▶ _DATA_
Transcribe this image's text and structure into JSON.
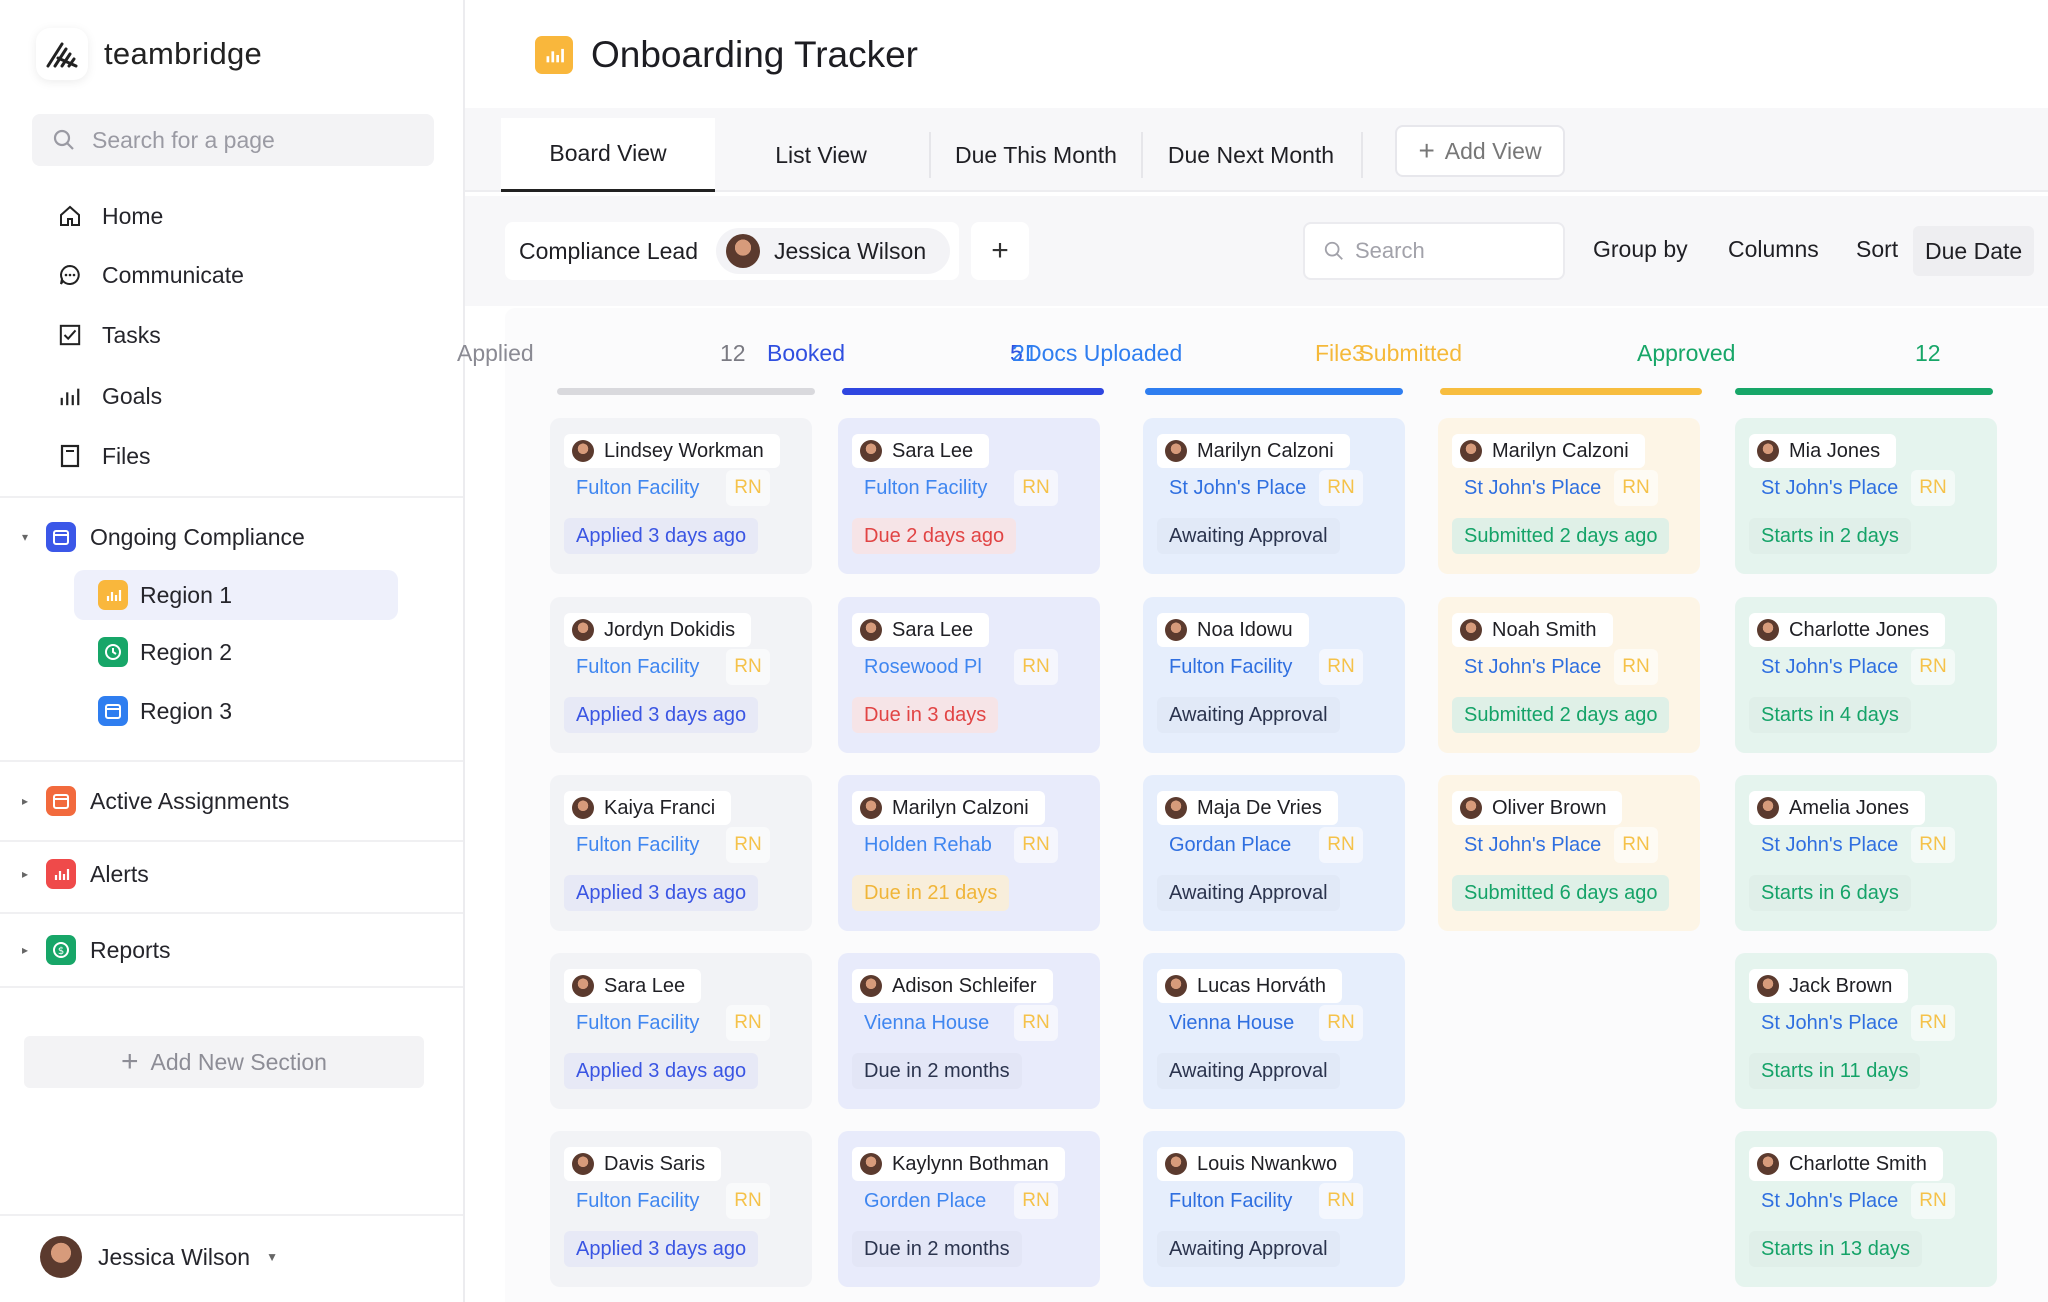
{
  "app": {
    "name": "teambridge"
  },
  "sidebar": {
    "search_placeholder": "Search for a page",
    "nav": [
      {
        "label": "Home",
        "icon": "home-icon"
      },
      {
        "label": "Communicate",
        "icon": "chat-icon"
      },
      {
        "label": "Tasks",
        "icon": "checkbox-icon"
      },
      {
        "label": "Goals",
        "icon": "bar-chart-icon"
      },
      {
        "label": "Files",
        "icon": "file-icon"
      }
    ],
    "sections": [
      {
        "label": "Ongoing Compliance",
        "icon": "calendar-icon",
        "color": "#3b57e8",
        "expanded": true,
        "children": [
          {
            "label": "Region 1",
            "icon": "chart-icon",
            "color": "#f9b73c",
            "active": true
          },
          {
            "label": "Region 2",
            "icon": "clock-icon",
            "color": "#17a668"
          },
          {
            "label": "Region 3",
            "icon": "calendar-icon",
            "color": "#2f7ef0"
          }
        ]
      },
      {
        "label": "Active Assignments",
        "icon": "calendar-icon",
        "color": "#f26a3d"
      },
      {
        "label": "Alerts",
        "icon": "chart-icon",
        "color": "#ef4a4a"
      },
      {
        "label": "Reports",
        "icon": "dollar-icon",
        "color": "#17a668"
      }
    ],
    "add_section": "Add New Section",
    "user": "Jessica Wilson"
  },
  "page": {
    "title": "Onboarding Tracker"
  },
  "tabs": [
    "Board View",
    "List View",
    "Due This Month",
    "Due Next Month"
  ],
  "add_view": "Add View",
  "filter": {
    "label": "Compliance Lead",
    "value": "Jessica Wilson"
  },
  "toolbar": {
    "search_placeholder": "Search",
    "group_by": "Group by",
    "columns": "Columns",
    "sort": "Sort",
    "sort_value": "Due Date"
  },
  "columns": [
    {
      "title": "Applied",
      "count": "12",
      "color": "#8a8a93",
      "bar": "#d9d9dd",
      "card_bg": "#f2f3f6",
      "fac_color": "#3f86f0",
      "rn_color": "#f5c24a",
      "stat_color": "#3b57e8",
      "stat_bg": "#eceefb",
      "cards": [
        {
          "name": "Lindsey Workman",
          "facility": "Fulton Facility",
          "rn": "RN",
          "status": "Applied 3 days ago"
        },
        {
          "name": "Jordyn Dokidis",
          "facility": "Fulton Facility",
          "rn": "RN",
          "status": "Applied 3 days ago"
        },
        {
          "name": "Kaiya Franci",
          "facility": "Fulton Facility",
          "rn": "RN",
          "status": "Applied 3 days ago"
        },
        {
          "name": "Sara Lee",
          "facility": "Fulton Facility",
          "rn": "RN",
          "status": "Applied 3 days ago"
        },
        {
          "name": "Davis Saris",
          "facility": "Fulton Facility",
          "rn": "RN",
          "status": "Applied 3 days ago"
        }
      ]
    },
    {
      "title": "Booked",
      "count": "5",
      "color": "#2f4fe0",
      "bar": "#2f46e0",
      "card_bg": "#e8ebfb",
      "fac_color": "#3f86f0",
      "rn_color": "#f5c24a",
      "stat_color": "#e64545",
      "stat_bg": "#fbe9ec",
      "cards": [
        {
          "name": "Sara Lee",
          "facility": "Fulton Facility",
          "rn": "RN",
          "status": "Due 2 days ago"
        },
        {
          "name": "Sara Lee",
          "facility": "Rosewood Pl",
          "rn": "RN",
          "status": "Due in 3 days"
        },
        {
          "name": "Marilyn Calzoni",
          "facility": "Holden Rehab",
          "rn": "RN",
          "status": "Due in 21 days",
          "stat_color": "#f5b93a",
          "stat_bg": "#fdf3df"
        },
        {
          "name": "Adison Schleifer",
          "facility": "Vienna House",
          "rn": "RN",
          "status": "Due in 2 months",
          "stat_color": "#2c3550",
          "stat_bg": "#e8ebfb"
        },
        {
          "name": "Kaylynn Bothman",
          "facility": "Gorden Place",
          "rn": "RN",
          "status": "Due in 2 months",
          "stat_color": "#2c3550",
          "stat_bg": "#e8ebfb"
        }
      ]
    },
    {
      "title": "Docs Uploaded",
      "count": "21",
      "color": "#2f7ef0",
      "bar": "#2f7ef0",
      "card_bg": "#e6eefc",
      "fac_color": "#2f6fe0",
      "rn_color": "#f5c24a",
      "stat_color": "#2c3550",
      "stat_bg": "#e6eefc",
      "cards": [
        {
          "name": "Marilyn Calzoni",
          "facility": "St John's Place",
          "rn": "RN",
          "status": "Awaiting Approval"
        },
        {
          "name": "Noa Idowu",
          "facility": "Fulton Facility",
          "rn": "RN",
          "status": "Awaiting Approval"
        },
        {
          "name": "Maja De Vries",
          "facility": "Gordan Place",
          "rn": "RN",
          "status": "Awaiting Approval"
        },
        {
          "name": "Lucas Horváth",
          "facility": "Vienna House",
          "rn": "RN",
          "status": "Awaiting Approval"
        },
        {
          "name": "Louis Nwankwo",
          "facility": "Fulton Facility",
          "rn": "RN",
          "status": "Awaiting Approval"
        }
      ]
    },
    {
      "title": "File Submitted",
      "count": "3",
      "color": "#f5b93a",
      "bar": "#f7bd3f",
      "card_bg": "#fdf5e6",
      "fac_color": "#2f6fe0",
      "rn_color": "#f5c24a",
      "stat_color": "#15a66a",
      "stat_bg": "#e4f5ec",
      "cards": [
        {
          "name": "Marilyn Calzoni",
          "facility": "St John's Place",
          "rn": "RN",
          "status": "Submitted 2 days ago"
        },
        {
          "name": "Noah Smith",
          "facility": "St John's Place",
          "rn": "RN",
          "status": "Submitted 2 days ago"
        },
        {
          "name": "Oliver Brown",
          "facility": "St John's Place",
          "rn": "RN",
          "status": "Submitted 6 days ago"
        }
      ]
    },
    {
      "title": "Approved",
      "count": "12",
      "color": "#17a668",
      "bar": "#17a668",
      "card_bg": "#e5f4ee",
      "fac_color": "#2f6fe0",
      "rn_color": "#f5c24a",
      "stat_color": "#15a66a",
      "stat_bg": "#e5f4ee",
      "cards": [
        {
          "name": "Mia Jones",
          "facility": "St John's Place",
          "rn": "RN",
          "status": "Starts in 2 days"
        },
        {
          "name": "Charlotte Jones",
          "facility": "St John's Place",
          "rn": "RN",
          "status": "Starts in 4 days"
        },
        {
          "name": "Amelia Jones",
          "facility": "St John's Place",
          "rn": "RN",
          "status": "Starts in 6 days"
        },
        {
          "name": "Jack Brown",
          "facility": "St John's Place",
          "rn": "RN",
          "status": "Starts in 11 days"
        },
        {
          "name": "Charlotte Smith",
          "facility": "St John's Place",
          "rn": "RN",
          "status": "Starts in 13 days"
        }
      ]
    }
  ]
}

▶ _WHAT YOU NEED TO DO_
Repeat each entry precisely as it appears. Leave the pictures out.

▶ _EXERCISE RESULT_
Transcribe this image's text and structure into JSON.
{
  "app": {
    "name": "teambridge"
  },
  "sidebar": {
    "search_placeholder": "Search for a page",
    "nav": [
      {
        "label": "Home",
        "icon": "home-icon"
      },
      {
        "label": "Communicate",
        "icon": "chat-icon"
      },
      {
        "label": "Tasks",
        "icon": "checkbox-icon"
      },
      {
        "label": "Goals",
        "icon": "bar-chart-icon"
      },
      {
        "label": "Files",
        "icon": "file-icon"
      }
    ],
    "sections": [
      {
        "label": "Ongoing Compliance",
        "icon": "calendar-icon",
        "color": "#3b57e8",
        "expanded": true,
        "children": [
          {
            "label": "Region 1",
            "icon": "chart-icon",
            "color": "#f9b73c",
            "active": true
          },
          {
            "label": "Region 2",
            "icon": "clock-icon",
            "color": "#17a668"
          },
          {
            "label": "Region 3",
            "icon": "calendar-icon",
            "color": "#2f7ef0"
          }
        ]
      },
      {
        "label": "Active Assignments",
        "icon": "calendar-icon",
        "color": "#f26a3d"
      },
      {
        "label": "Alerts",
        "icon": "chart-icon",
        "color": "#ef4a4a"
      },
      {
        "label": "Reports",
        "icon": "dollar-icon",
        "color": "#17a668"
      }
    ],
    "add_section": "Add New Section",
    "user": "Jessica Wilson"
  },
  "page": {
    "title": "Onboarding Tracker"
  },
  "tabs": [
    "Board View",
    "List View",
    "Due This Month",
    "Due Next Month"
  ],
  "add_view": "Add View",
  "filter": {
    "label": "Compliance Lead",
    "value": "Jessica Wilson"
  },
  "toolbar": {
    "search_placeholder": "Search",
    "group_by": "Group by",
    "columns": "Columns",
    "sort": "Sort",
    "sort_value": "Due Date"
  },
  "columns": [
    {
      "title": "Applied",
      "count": "12",
      "color": "#8a8a93",
      "bar": "#d9d9dd",
      "card_bg": "#f2f3f6",
      "fac_color": "#3f86f0",
      "rn_color": "#f5c24a",
      "stat_color": "#3b57e8",
      "stat_bg": "#eceefb",
      "cards": [
        {
          "name": "Lindsey Workman",
          "facility": "Fulton Facility",
          "rn": "RN",
          "status": "Applied 3 days ago"
        },
        {
          "name": "Jordyn Dokidis",
          "facility": "Fulton Facility",
          "rn": "RN",
          "status": "Applied 3 days ago"
        },
        {
          "name": "Kaiya Franci",
          "facility": "Fulton Facility",
          "rn": "RN",
          "status": "Applied 3 days ago"
        },
        {
          "name": "Sara Lee",
          "facility": "Fulton Facility",
          "rn": "RN",
          "status": "Applied 3 days ago"
        },
        {
          "name": "Davis Saris",
          "facility": "Fulton Facility",
          "rn": "RN",
          "status": "Applied 3 days ago"
        }
      ]
    },
    {
      "title": "Booked",
      "count": "5",
      "color": "#2f4fe0",
      "bar": "#2f46e0",
      "card_bg": "#e8ebfb",
      "fac_color": "#3f86f0",
      "rn_color": "#f5c24a",
      "stat_color": "#e64545",
      "stat_bg": "#fbe9ec",
      "cards": [
        {
          "name": "Sara Lee",
          "facility": "Fulton Facility",
          "rn": "RN",
          "status": "Due 2 days ago"
        },
        {
          "name": "Sara Lee",
          "facility": "Rosewood Pl",
          "rn": "RN",
          "status": "Due in 3 days"
        },
        {
          "name": "Marilyn Calzoni",
          "facility": "Holden Rehab",
          "rn": "RN",
          "status": "Due in 21 days",
          "stat_color": "#f5b93a",
          "stat_bg": "#fdf3df"
        },
        {
          "name": "Adison Schleifer",
          "facility": "Vienna House",
          "rn": "RN",
          "status": "Due in 2 months",
          "stat_color": "#2c3550",
          "stat_bg": "#e8ebfb"
        },
        {
          "name": "Kaylynn Bothman",
          "facility": "Gorden Place",
          "rn": "RN",
          "status": "Due in 2 months",
          "stat_color": "#2c3550",
          "stat_bg": "#e8ebfb"
        }
      ]
    },
    {
      "title": "Docs Uploaded",
      "count": "21",
      "color": "#2f7ef0",
      "bar": "#2f7ef0",
      "card_bg": "#e6eefc",
      "fac_color": "#2f6fe0",
      "rn_color": "#f5c24a",
      "stat_color": "#2c3550",
      "stat_bg": "#e6eefc",
      "cards": [
        {
          "name": "Marilyn Calzoni",
          "facility": "St John's Place",
          "rn": "RN",
          "status": "Awaiting Approval"
        },
        {
          "name": "Noa Idowu",
          "facility": "Fulton Facility",
          "rn": "RN",
          "status": "Awaiting Approval"
        },
        {
          "name": "Maja De Vries",
          "facility": "Gordan Place",
          "rn": "RN",
          "status": "Awaiting Approval"
        },
        {
          "name": "Lucas Horváth",
          "facility": "Vienna House",
          "rn": "RN",
          "status": "Awaiting Approval"
        },
        {
          "name": "Louis Nwankwo",
          "facility": "Fulton Facility",
          "rn": "RN",
          "status": "Awaiting Approval"
        }
      ]
    },
    {
      "title": "File Submitted",
      "count": "3",
      "color": "#f5b93a",
      "bar": "#f7bd3f",
      "card_bg": "#fdf5e6",
      "fac_color": "#2f6fe0",
      "rn_color": "#f5c24a",
      "stat_color": "#15a66a",
      "stat_bg": "#e4f5ec",
      "cards": [
        {
          "name": "Marilyn Calzoni",
          "facility": "St John's Place",
          "rn": "RN",
          "status": "Submitted 2 days ago"
        },
        {
          "name": "Noah Smith",
          "facility": "St John's Place",
          "rn": "RN",
          "status": "Submitted 2 days ago"
        },
        {
          "name": "Oliver Brown",
          "facility": "St John's Place",
          "rn": "RN",
          "status": "Submitted 6 days ago"
        }
      ]
    },
    {
      "title": "Approved",
      "count": "12",
      "color": "#17a668",
      "bar": "#17a668",
      "card_bg": "#e5f4ee",
      "fac_color": "#2f6fe0",
      "rn_color": "#f5c24a",
      "stat_color": "#15a66a",
      "stat_bg": "#e5f4ee",
      "cards": [
        {
          "name": "Mia Jones",
          "facility": "St John's Place",
          "rn": "RN",
          "status": "Starts in 2 days"
        },
        {
          "name": "Charlotte Jones",
          "facility": "St John's Place",
          "rn": "RN",
          "status": "Starts in 4 days"
        },
        {
          "name": "Amelia Jones",
          "facility": "St John's Place",
          "rn": "RN",
          "status": "Starts in 6 days"
        },
        {
          "name": "Jack Brown",
          "facility": "St John's Place",
          "rn": "RN",
          "status": "Starts in 11 days"
        },
        {
          "name": "Charlotte Smith",
          "facility": "St John's Place",
          "rn": "RN",
          "status": "Starts in 13 days"
        }
      ]
    }
  ]
}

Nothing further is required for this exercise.